Dataset rows:
□ □ □ □

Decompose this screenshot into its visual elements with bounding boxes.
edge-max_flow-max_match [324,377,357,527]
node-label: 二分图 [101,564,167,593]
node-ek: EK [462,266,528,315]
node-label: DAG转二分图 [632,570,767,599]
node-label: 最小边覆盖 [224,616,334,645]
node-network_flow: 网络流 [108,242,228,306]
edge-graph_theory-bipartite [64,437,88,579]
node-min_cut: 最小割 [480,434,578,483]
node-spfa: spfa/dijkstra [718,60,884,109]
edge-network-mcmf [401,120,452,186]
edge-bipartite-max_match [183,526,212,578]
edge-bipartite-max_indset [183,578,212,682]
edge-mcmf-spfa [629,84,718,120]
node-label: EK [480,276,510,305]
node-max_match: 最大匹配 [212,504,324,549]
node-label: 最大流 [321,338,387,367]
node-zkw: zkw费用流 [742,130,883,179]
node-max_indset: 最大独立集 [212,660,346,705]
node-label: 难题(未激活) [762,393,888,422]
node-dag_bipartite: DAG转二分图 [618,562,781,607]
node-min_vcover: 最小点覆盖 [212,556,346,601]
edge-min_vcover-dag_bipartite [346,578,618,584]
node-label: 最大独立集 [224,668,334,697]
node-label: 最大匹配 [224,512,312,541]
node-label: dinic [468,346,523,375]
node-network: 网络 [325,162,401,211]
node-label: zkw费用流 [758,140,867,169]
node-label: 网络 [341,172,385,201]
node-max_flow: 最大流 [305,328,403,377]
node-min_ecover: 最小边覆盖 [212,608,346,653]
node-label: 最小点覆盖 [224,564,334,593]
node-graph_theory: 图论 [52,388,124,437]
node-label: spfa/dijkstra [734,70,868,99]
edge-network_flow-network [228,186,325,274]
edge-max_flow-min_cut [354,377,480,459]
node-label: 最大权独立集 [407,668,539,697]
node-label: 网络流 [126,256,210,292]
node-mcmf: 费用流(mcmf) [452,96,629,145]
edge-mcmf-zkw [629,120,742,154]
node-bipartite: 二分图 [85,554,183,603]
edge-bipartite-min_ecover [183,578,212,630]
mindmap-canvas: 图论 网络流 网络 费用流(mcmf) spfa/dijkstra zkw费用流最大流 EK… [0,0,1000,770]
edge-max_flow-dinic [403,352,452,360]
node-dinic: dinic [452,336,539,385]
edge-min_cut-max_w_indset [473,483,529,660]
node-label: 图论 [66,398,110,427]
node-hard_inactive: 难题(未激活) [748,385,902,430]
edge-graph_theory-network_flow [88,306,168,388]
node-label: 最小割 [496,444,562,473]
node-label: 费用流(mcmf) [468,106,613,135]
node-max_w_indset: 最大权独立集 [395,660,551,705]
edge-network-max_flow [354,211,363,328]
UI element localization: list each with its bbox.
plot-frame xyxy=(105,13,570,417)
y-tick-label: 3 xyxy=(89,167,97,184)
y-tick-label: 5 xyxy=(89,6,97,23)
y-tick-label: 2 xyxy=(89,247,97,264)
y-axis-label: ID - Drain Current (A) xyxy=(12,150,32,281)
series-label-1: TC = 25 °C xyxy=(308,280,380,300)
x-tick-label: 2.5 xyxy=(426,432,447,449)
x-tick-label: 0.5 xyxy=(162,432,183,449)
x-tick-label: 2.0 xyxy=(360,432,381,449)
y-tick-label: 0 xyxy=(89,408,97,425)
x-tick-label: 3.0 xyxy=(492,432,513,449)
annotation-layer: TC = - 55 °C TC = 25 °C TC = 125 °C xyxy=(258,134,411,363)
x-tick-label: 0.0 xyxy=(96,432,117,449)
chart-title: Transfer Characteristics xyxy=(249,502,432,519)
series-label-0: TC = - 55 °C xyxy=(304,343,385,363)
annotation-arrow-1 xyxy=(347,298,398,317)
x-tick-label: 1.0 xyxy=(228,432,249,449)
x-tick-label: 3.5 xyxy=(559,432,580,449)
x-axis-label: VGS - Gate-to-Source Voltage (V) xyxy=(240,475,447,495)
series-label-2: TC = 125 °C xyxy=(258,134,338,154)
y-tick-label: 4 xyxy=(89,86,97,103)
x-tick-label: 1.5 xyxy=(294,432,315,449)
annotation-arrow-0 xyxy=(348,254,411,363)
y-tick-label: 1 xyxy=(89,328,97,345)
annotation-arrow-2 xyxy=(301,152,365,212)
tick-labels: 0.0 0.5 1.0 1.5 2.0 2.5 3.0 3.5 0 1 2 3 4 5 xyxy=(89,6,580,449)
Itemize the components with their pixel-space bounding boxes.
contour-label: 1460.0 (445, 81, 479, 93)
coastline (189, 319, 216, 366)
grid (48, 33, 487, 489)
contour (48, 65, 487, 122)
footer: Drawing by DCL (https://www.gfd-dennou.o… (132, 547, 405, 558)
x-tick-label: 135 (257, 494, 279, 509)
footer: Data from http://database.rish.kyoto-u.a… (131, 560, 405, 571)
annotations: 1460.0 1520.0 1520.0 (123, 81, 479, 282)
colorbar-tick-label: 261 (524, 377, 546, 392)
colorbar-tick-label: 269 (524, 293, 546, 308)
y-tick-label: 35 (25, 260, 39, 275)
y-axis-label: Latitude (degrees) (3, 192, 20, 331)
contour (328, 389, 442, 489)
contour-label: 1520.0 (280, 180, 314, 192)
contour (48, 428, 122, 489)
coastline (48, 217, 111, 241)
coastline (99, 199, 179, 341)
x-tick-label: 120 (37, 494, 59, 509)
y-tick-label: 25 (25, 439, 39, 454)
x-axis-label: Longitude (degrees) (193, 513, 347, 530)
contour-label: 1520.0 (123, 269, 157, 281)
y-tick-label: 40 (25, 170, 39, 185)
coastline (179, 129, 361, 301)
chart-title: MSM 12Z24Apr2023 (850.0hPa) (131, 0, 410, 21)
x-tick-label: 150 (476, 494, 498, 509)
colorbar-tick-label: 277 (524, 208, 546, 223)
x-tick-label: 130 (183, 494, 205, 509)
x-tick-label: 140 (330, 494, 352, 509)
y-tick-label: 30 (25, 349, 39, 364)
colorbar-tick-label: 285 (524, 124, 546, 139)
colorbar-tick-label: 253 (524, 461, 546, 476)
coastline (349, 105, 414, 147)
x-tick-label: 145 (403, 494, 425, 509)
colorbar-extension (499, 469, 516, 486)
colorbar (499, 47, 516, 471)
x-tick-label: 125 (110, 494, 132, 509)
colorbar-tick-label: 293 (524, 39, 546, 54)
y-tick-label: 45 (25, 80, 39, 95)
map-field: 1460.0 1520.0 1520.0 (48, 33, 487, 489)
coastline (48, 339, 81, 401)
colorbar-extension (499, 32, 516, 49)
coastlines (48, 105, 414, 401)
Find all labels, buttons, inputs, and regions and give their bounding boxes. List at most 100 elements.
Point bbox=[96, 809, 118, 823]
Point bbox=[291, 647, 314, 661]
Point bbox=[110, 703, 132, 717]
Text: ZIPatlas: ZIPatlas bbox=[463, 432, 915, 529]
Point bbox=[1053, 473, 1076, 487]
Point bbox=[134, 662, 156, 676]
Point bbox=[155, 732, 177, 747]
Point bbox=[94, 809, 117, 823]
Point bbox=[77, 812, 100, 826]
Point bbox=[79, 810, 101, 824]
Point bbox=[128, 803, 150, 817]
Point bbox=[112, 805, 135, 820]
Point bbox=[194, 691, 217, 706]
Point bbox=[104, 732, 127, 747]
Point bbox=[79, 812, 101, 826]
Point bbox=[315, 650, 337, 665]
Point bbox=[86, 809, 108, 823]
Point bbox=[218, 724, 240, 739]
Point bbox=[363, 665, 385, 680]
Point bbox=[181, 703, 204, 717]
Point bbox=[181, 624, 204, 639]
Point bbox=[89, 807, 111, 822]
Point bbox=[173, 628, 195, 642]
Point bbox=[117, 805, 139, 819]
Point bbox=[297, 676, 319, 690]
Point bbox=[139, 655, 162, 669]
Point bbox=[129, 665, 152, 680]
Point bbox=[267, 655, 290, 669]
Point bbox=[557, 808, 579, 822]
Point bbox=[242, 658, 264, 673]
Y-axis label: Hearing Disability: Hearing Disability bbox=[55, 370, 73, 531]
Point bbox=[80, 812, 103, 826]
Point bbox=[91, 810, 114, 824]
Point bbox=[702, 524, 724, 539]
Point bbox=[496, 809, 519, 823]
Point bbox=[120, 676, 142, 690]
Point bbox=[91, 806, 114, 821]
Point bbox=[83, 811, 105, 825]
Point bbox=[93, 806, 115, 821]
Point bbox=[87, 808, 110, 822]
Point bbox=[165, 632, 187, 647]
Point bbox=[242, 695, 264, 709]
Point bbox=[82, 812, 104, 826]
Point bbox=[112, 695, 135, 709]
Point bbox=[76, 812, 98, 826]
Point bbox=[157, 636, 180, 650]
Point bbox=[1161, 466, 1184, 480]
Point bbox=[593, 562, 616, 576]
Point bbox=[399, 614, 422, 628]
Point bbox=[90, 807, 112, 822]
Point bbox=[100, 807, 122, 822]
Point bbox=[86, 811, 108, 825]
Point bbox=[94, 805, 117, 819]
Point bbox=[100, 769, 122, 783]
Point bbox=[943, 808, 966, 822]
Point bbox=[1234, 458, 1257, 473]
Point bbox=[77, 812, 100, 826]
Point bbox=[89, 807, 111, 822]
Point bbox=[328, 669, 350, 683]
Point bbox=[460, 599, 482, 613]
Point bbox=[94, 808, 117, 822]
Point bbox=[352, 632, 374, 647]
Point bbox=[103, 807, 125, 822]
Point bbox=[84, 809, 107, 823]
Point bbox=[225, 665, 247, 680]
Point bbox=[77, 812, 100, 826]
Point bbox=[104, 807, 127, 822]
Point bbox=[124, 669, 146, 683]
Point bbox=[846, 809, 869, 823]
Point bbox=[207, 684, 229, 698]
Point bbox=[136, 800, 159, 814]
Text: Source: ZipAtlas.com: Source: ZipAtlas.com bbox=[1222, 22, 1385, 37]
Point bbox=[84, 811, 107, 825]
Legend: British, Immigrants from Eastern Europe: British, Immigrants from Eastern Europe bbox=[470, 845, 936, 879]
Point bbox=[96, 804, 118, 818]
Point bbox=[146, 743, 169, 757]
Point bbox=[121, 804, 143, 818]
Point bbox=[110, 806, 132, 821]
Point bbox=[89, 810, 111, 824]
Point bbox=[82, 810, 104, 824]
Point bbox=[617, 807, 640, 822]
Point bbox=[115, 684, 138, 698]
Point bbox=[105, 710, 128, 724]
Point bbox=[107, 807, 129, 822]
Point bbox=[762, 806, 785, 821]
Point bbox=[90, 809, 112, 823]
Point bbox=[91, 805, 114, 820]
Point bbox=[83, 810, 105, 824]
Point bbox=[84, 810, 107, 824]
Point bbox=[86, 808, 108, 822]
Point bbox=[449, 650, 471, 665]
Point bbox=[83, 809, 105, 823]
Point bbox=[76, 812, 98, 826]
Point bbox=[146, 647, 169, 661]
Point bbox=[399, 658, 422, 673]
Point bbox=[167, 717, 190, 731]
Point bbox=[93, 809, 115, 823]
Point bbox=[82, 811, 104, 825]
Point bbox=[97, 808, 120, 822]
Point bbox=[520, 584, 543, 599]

□ □ □ □

# Directions for this task
Rewrite the records from the first line through the line with "node-label: 网络流 [126,256,210,292]", putting "SPFA/Dijkstra" wherever "spfa/dijkstra" appears and keeping everything else the same.

# Task result
Decompose this screenshot into its visual elements with bounding boxes.
edge-max_flow-max_match [324,377,357,527]
node-label: 二分图 [101,564,167,593]
node-ek: EK [462,266,528,315]
node-label: DAG转二分图 [632,570,767,599]
node-label: 最小边覆盖 [224,616,334,645]
node-network_flow: 网络流 [108,242,228,306]
edge-graph_theory-bipartite [64,437,88,579]
node-min_cut: 最小割 [480,434,578,483]
node-spfa: SPFA/Dijkstra [718,60,884,109]
edge-network-mcmf [401,120,452,186]
edge-bipartite-max_match [183,526,212,578]
edge-bipartite-max_indset [183,578,212,682]
edge-mcmf-spfa [629,84,718,120]
node-label: EK [480,276,510,305]
node-max_match: 最大匹配 [212,504,324,549]
node-label: 最大流 [321,338,387,367]
node-zkw: zkw费用流 [742,130,883,179]
node-max_indset: 最大独立集 [212,660,346,705]
node-label: 难题(未激活) [762,393,888,422]
node-dag_bipartite: DAG转二分图 [618,562,781,607]
node-min_vcover: 最小点覆盖 [212,556,346,601]
edge-min_vcover-dag_bipartite [346,578,618,584]
node-label: 最大独立集 [224,668,334,697]
node-label: 最大匹配 [224,512,312,541]
node-label: dinic [468,346,523,375]
node-network: 网络 [325,162,401,211]
node-label: zkw费用流 [758,140,867,169]
node-label: 网络 [341,172,385,201]
node-max_flow: 最大流 [305,328,403,377]
node-min_ecover: 最小边覆盖 [212,608,346,653]
node-label: 最小点覆盖 [224,564,334,593]
node-graph_theory: 图论 [52,388,124,437]
node-label: SPFA/Dijkstra [734,70,868,99]
edge-network_flow-network [228,186,325,274]
edge-max_flow-min_cut [354,377,480,459]
node-label: 最大权独立集 [407,668,539,697]
node-label: 网络流 [126,256,210,292]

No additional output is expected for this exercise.